What is asked — Produce an exact copy of all the data below, dropping every image.

Records shown —
-*-

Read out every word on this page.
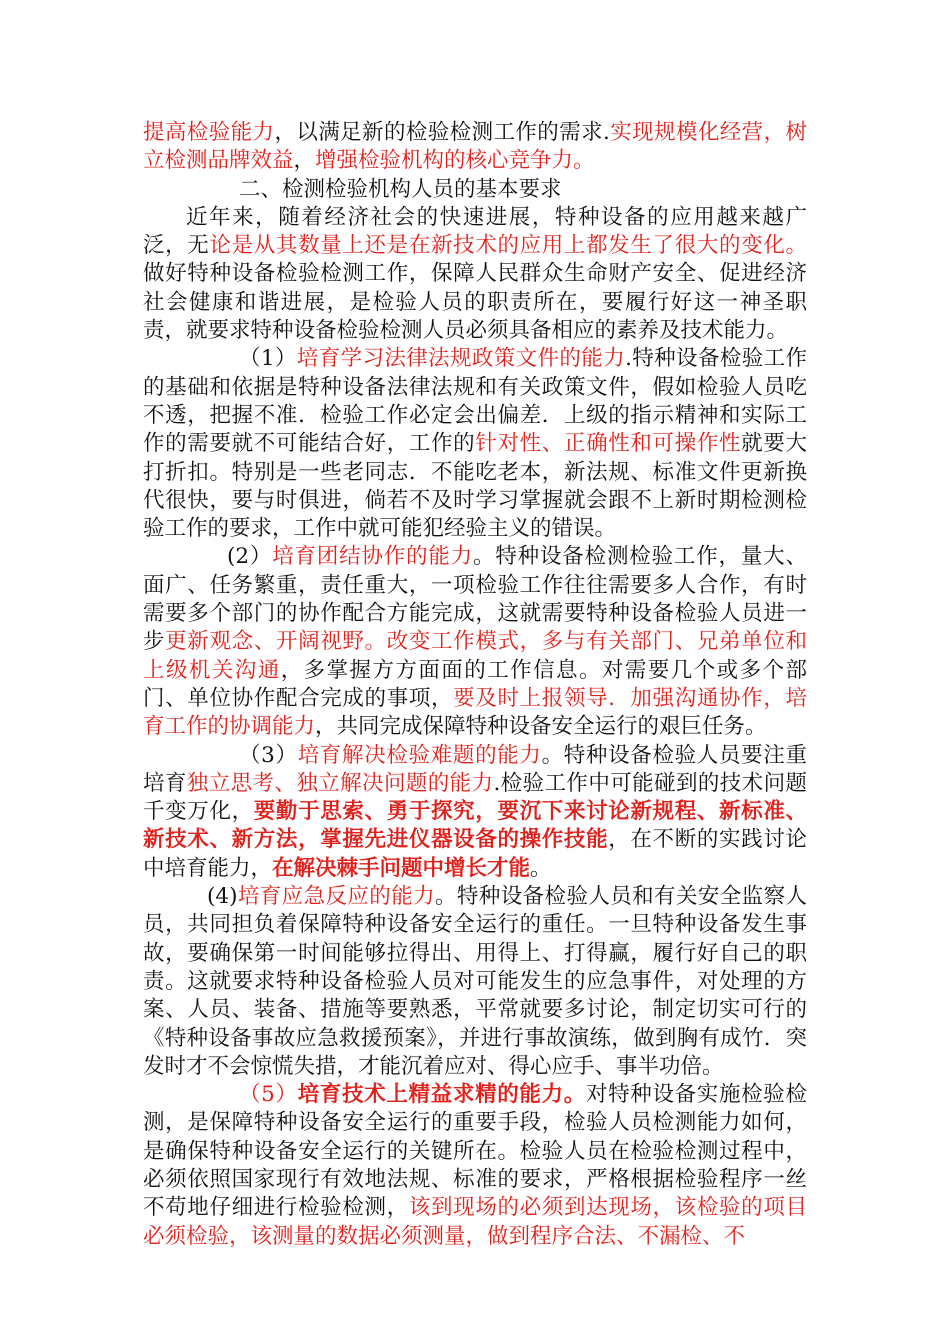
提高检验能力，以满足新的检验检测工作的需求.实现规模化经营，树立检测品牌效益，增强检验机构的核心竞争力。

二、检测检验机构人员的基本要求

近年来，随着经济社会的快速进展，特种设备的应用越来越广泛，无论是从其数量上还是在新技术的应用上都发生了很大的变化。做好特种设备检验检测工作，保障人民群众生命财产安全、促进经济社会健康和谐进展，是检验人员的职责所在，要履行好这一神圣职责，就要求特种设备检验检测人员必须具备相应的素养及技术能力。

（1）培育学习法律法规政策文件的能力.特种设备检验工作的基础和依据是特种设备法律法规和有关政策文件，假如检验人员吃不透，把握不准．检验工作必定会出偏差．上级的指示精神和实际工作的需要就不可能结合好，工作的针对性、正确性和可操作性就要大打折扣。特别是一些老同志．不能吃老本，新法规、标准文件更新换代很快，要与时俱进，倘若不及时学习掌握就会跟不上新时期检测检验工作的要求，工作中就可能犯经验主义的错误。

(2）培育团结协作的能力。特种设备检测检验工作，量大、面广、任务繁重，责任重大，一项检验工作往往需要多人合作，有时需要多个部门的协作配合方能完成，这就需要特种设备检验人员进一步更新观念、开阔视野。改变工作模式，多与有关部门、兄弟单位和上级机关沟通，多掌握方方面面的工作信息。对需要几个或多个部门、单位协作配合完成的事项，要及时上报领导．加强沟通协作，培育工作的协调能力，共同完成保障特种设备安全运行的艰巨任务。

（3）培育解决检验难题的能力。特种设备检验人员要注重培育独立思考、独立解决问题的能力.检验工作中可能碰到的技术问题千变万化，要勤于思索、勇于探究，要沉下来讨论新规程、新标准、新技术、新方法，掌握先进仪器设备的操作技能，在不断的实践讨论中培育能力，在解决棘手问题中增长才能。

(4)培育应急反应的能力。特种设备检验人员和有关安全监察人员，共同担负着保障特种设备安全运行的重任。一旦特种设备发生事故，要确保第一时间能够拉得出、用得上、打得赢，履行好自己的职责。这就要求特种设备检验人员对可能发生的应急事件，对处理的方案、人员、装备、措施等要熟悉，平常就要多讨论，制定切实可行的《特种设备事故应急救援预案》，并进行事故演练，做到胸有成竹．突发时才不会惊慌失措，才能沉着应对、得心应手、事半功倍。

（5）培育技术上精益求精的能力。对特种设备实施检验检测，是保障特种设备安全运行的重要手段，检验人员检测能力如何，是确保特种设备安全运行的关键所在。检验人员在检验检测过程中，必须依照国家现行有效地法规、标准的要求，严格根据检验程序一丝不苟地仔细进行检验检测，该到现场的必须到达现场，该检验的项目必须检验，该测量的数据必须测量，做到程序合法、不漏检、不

-*-

Response to the exercise —
Read out every word on this page.
提高检验能力，以满足新的检验检测工作的需求.实现规模化经营，树立检测品牌效益，增强检验机构的核心竞争力。

二、检测检验机构人员的基本要求

近年来，随着经济社会的快速进展，特种设备的应用越来越广泛，无论是从其数量上还是在新技术的应用上都发生了很大的变化。做好特种设备检验检测工作，保障人民群众生命财产安全、促进经济社会健康和谐进展，是检验人员的职责所在，要履行好这一神圣职责，就要求特种设备检验检测人员必须具备相应的素养及技术能力。

（1）培育学习法律法规政策文件的能力.特种设备检验工作的基础和依据是特种设备法律法规和有关政策文件，假如检验人员吃不透，把握不准．检验工作必定会出偏差．上级的指示精神和实际工作的需要就不可能结合好，工作的针对性、正确性和可操作性就要大打折扣。特别是一些老同志．不能吃老本，新法规、标准文件更新换代很快，要与时俱进，倘若不及时学习掌握就会跟不上新时期检测检验工作的要求，工作中就可能犯经验主义的错误。

(2）培育团结协作的能力。特种设备检测检验工作，量大、面广、任务繁重，责任重大，一项检验工作往往需要多人合作，有时需要多个部门的协作配合方能完成，这就需要特种设备检验人员进一步更新观念、开阔视野。改变工作模式，多与有关部门、兄弟单位和上级机关沟通，多掌握方方面面的工作信息。对需要几个或多个部门、单位协作配合完成的事项，要及时上报领导．加强沟通协作，培育工作的协调能力，共同完成保障特种设备安全运行的艰巨任务。

（3）培育解决检验难题的能力。特种设备检验人员要注重培育独立思考、独立解决问题的能力.检验工作中可能碰到的技术问题千变万化，要勤于思索、勇于探究，要沉下来讨论新规程、新标准、新技术、新方法，掌握先进仪器设备的操作技能，在不断的实践讨论中培育能力，在解决棘手问题中增长才能。

(4)培育应急反应的能力。特种设备检验人员和有关安全监察人员，共同担负着保障特种设备安全运行的重任。一旦特种设备发生事故，要确保第一时间能够拉得出、用得上、打得赢，履行好自己的职责。这就要求特种设备检验人员对可能发生的应急事件，对处理的方案、人员、装备、措施等要熟悉，平常就要多讨论，制定切实可行的《特种设备事故应急救援预案》，并进行事故演练，做到胸有成竹．突发时才不会惊慌失措，才能沉着应对、得心应手、事半功倍。

（5）培育技术上精益求精的能力。对特种设备实施检验检测，是保障特种设备安全运行的重要手段，检验人员检测能力如何，是确保特种设备安全运行的关键所在。检验人员在检验检测过程中，必须依照国家现行有效地法规、标准的要求，严格根据检验程序一丝不苟地仔细进行检验检测，该到现场的必须到达现场，该检验的项目必须检验，该测量的数据必须测量，做到程序合法、不漏检、不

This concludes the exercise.